#### Task brief
Copy out the listing in full, exactly as written, but not its pictures.
● ● ● ●
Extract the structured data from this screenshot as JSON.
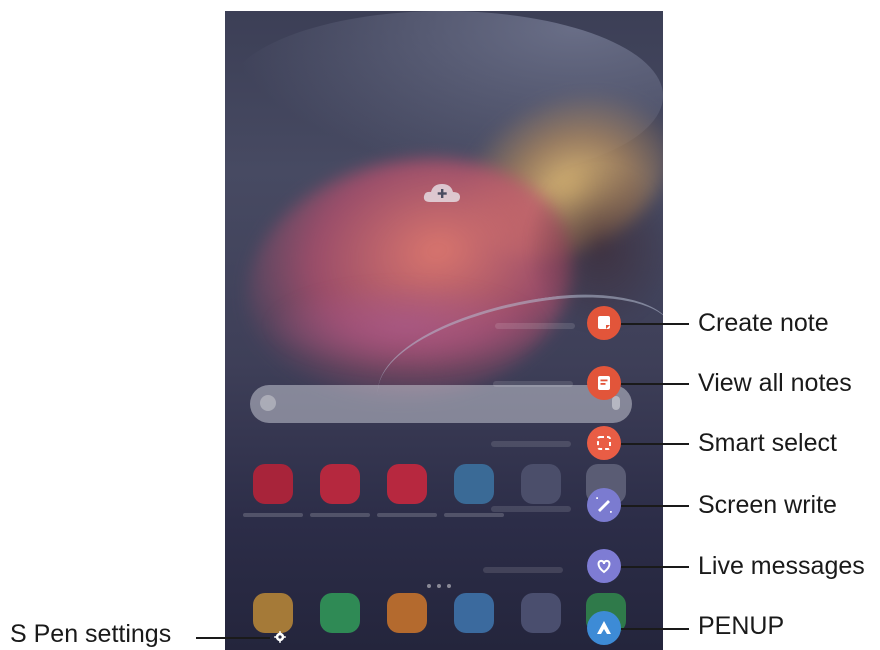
{
  "annotations": {
    "create_note": "Create note",
    "view_all_notes": "View all notes",
    "smart_select": "Smart select",
    "screen_write": "Screen write",
    "live_messages": "Live messages",
    "penup": "PENUP",
    "s_pen_settings": "S Pen settings"
  },
  "colors": {
    "note_orange": "#e2553a",
    "smart_select_orange": "#e95d45",
    "screen_write_purple": "#7b7bd0",
    "live_messages_purple": "#7e7cd4",
    "penup_blue": "#3d8bd6",
    "text": "#1a1a1a"
  },
  "icons": [
    "cloud-add-icon",
    "create-note-icon",
    "view-all-notes-icon",
    "smart-select-icon",
    "screen-write-icon",
    "live-messages-icon",
    "penup-icon",
    "gear-icon"
  ]
}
● ● ● ●
#### Response
Extract the structured data from this screenshot as JSON.
{
  "annotations": {
    "create_note": "Create note",
    "view_all_notes": "View all notes",
    "smart_select": "Smart select",
    "screen_write": "Screen write",
    "live_messages": "Live messages",
    "penup": "PENUP",
    "s_pen_settings": "S Pen settings"
  },
  "colors": {
    "note_orange": "#e2553a",
    "smart_select_orange": "#e95d45",
    "screen_write_purple": "#7b7bd0",
    "live_messages_purple": "#7e7cd4",
    "penup_blue": "#3d8bd6",
    "text": "#1a1a1a"
  },
  "icons": [
    "cloud-add-icon",
    "create-note-icon",
    "view-all-notes-icon",
    "smart-select-icon",
    "screen-write-icon",
    "live-messages-icon",
    "penup-icon",
    "gear-icon"
  ]
}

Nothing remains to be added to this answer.